**問題文**. 記録の全行について、「resize-handle-icon」を「resize-grip-icon」に改名し、それ以外は変えずに書き出せ。
--
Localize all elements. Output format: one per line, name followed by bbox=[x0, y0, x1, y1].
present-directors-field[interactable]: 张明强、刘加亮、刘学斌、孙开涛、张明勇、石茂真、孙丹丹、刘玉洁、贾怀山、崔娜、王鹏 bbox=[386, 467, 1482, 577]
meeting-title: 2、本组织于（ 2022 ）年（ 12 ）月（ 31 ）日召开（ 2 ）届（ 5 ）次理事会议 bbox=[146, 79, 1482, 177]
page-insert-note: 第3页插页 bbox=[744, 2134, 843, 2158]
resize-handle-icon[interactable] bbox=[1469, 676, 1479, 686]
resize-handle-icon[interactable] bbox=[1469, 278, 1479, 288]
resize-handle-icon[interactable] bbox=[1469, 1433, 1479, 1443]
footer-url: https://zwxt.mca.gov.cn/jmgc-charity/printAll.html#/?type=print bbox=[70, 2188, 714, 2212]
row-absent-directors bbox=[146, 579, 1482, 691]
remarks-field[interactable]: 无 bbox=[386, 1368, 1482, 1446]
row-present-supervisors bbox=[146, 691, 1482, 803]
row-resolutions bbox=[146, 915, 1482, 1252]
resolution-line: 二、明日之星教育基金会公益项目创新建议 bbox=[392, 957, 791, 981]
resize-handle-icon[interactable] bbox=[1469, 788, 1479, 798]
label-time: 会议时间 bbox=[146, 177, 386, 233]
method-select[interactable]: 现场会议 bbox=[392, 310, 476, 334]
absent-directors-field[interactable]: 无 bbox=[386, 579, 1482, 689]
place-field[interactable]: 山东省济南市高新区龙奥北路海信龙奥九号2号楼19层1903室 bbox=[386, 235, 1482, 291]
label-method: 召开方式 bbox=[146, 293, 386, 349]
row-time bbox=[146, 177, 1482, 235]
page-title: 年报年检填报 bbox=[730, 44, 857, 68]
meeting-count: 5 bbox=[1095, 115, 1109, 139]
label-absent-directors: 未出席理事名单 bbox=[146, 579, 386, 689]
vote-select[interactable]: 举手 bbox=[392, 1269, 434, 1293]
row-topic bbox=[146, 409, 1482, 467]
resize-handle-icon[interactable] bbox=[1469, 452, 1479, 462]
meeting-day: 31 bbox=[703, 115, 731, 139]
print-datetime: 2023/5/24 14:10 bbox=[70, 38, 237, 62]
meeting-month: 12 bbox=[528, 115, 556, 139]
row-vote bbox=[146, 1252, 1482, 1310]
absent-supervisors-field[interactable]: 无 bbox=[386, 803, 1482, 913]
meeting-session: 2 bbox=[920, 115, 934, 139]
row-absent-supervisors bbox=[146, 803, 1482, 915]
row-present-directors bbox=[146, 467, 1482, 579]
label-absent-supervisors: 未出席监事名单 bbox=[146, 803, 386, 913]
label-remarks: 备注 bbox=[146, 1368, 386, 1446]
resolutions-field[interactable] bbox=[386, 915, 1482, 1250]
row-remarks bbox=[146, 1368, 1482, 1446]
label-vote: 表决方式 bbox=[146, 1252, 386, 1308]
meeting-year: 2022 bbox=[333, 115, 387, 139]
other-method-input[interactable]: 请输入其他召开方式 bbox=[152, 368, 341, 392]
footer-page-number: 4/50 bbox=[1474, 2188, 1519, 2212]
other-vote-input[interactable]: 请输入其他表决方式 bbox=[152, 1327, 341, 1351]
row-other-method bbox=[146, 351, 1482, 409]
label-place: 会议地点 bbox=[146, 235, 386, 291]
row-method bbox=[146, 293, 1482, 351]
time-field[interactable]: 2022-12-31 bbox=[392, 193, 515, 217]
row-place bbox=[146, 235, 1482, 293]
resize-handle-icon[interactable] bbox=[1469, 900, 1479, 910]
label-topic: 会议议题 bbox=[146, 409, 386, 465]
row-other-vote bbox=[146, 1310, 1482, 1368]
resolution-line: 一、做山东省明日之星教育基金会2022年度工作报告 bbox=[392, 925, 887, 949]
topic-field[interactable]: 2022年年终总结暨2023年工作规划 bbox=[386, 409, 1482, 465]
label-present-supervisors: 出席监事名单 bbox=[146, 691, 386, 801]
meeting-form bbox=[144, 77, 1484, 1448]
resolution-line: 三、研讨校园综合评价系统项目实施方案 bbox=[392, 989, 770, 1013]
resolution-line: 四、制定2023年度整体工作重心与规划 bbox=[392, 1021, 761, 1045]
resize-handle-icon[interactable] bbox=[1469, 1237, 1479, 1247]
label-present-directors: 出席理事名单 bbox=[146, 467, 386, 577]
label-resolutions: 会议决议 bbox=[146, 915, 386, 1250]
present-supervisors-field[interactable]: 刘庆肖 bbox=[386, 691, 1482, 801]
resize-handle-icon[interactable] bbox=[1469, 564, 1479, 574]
--
**解答**.
Localize all elements. Output format: one per line, name followed by bbox=[x0, y0, x1, y1].
present-directors-field[interactable]: 张明强、刘加亮、刘学斌、孙开涛、张明勇、石茂真、孙丹丹、刘玉洁、贾怀山、崔娜、王鹏 bbox=[386, 467, 1482, 577]
meeting-title: 2、本组织于（ 2022 ）年（ 12 ）月（ 31 ）日召开（ 2 ）届（ 5 ）次理事会议 bbox=[146, 79, 1482, 177]
page-insert-note: 第3页插页 bbox=[744, 2134, 843, 2158]
resize-grip-icon[interactable] bbox=[1469, 676, 1479, 686]
resize-grip-icon[interactable] bbox=[1469, 278, 1479, 288]
resize-grip-icon[interactable] bbox=[1469, 1433, 1479, 1443]
footer-url: https://zwxt.mca.gov.cn/jmgc-charity/printAll.html#/?type=print bbox=[70, 2188, 714, 2212]
row-absent-directors bbox=[146, 579, 1482, 691]
remarks-field[interactable]: 无 bbox=[386, 1368, 1482, 1446]
row-present-supervisors bbox=[146, 691, 1482, 803]
row-resolutions bbox=[146, 915, 1482, 1252]
resolution-line: 二、明日之星教育基金会公益项目创新建议 bbox=[392, 957, 791, 981]
resize-grip-icon[interactable] bbox=[1469, 788, 1479, 798]
label-time: 会议时间 bbox=[146, 177, 386, 233]
method-select[interactable]: 现场会议 bbox=[392, 310, 476, 334]
absent-directors-field[interactable]: 无 bbox=[386, 579, 1482, 689]
place-field[interactable]: 山东省济南市高新区龙奥北路海信龙奥九号2号楼19层1903室 bbox=[386, 235, 1482, 291]
label-method: 召开方式 bbox=[146, 293, 386, 349]
row-time bbox=[146, 177, 1482, 235]
page-title: 年报年检填报 bbox=[730, 44, 857, 68]
meeting-count: 5 bbox=[1095, 115, 1109, 139]
label-absent-directors: 未出席理事名单 bbox=[146, 579, 386, 689]
vote-select[interactable]: 举手 bbox=[392, 1269, 434, 1293]
row-topic bbox=[146, 409, 1482, 467]
resize-grip-icon[interactable] bbox=[1469, 452, 1479, 462]
meeting-day: 31 bbox=[703, 115, 731, 139]
print-datetime: 2023/5/24 14:10 bbox=[70, 38, 237, 62]
meeting-month: 12 bbox=[528, 115, 556, 139]
row-vote bbox=[146, 1252, 1482, 1310]
absent-supervisors-field[interactable]: 无 bbox=[386, 803, 1482, 913]
meeting-session: 2 bbox=[920, 115, 934, 139]
row-absent-supervisors bbox=[146, 803, 1482, 915]
row-present-directors bbox=[146, 467, 1482, 579]
label-absent-supervisors: 未出席监事名单 bbox=[146, 803, 386, 913]
label-remarks: 备注 bbox=[146, 1368, 386, 1446]
resolutions-field[interactable] bbox=[386, 915, 1482, 1250]
row-remarks bbox=[146, 1368, 1482, 1446]
label-vote: 表决方式 bbox=[146, 1252, 386, 1308]
meeting-year: 2022 bbox=[333, 115, 387, 139]
other-method-input[interactable]: 请输入其他召开方式 bbox=[152, 368, 341, 392]
footer-page-number: 4/50 bbox=[1474, 2188, 1519, 2212]
other-vote-input[interactable]: 请输入其他表决方式 bbox=[152, 1327, 341, 1351]
row-other-method bbox=[146, 351, 1482, 409]
label-place: 会议地点 bbox=[146, 235, 386, 291]
row-method bbox=[146, 293, 1482, 351]
time-field[interactable]: 2022-12-31 bbox=[392, 193, 515, 217]
row-place bbox=[146, 235, 1482, 293]
resize-grip-icon[interactable] bbox=[1469, 900, 1479, 910]
label-topic: 会议议题 bbox=[146, 409, 386, 465]
row-other-vote bbox=[146, 1310, 1482, 1368]
resolution-line: 一、做山东省明日之星教育基金会2022年度工作报告 bbox=[392, 925, 887, 949]
topic-field[interactable]: 2022年年终总结暨2023年工作规划 bbox=[386, 409, 1482, 465]
label-present-supervisors: 出席监事名单 bbox=[146, 691, 386, 801]
meeting-form bbox=[144, 77, 1484, 1448]
resolution-line: 三、研讨校园综合评价系统项目实施方案 bbox=[392, 989, 770, 1013]
resolution-line: 四、制定2023年度整体工作重心与规划 bbox=[392, 1021, 761, 1045]
resize-grip-icon[interactable] bbox=[1469, 1237, 1479, 1247]
label-present-directors: 出席理事名单 bbox=[146, 467, 386, 577]
label-resolutions: 会议决议 bbox=[146, 915, 386, 1250]
present-supervisors-field[interactable]: 刘庆肖 bbox=[386, 691, 1482, 801]
resize-grip-icon[interactable] bbox=[1469, 564, 1479, 574]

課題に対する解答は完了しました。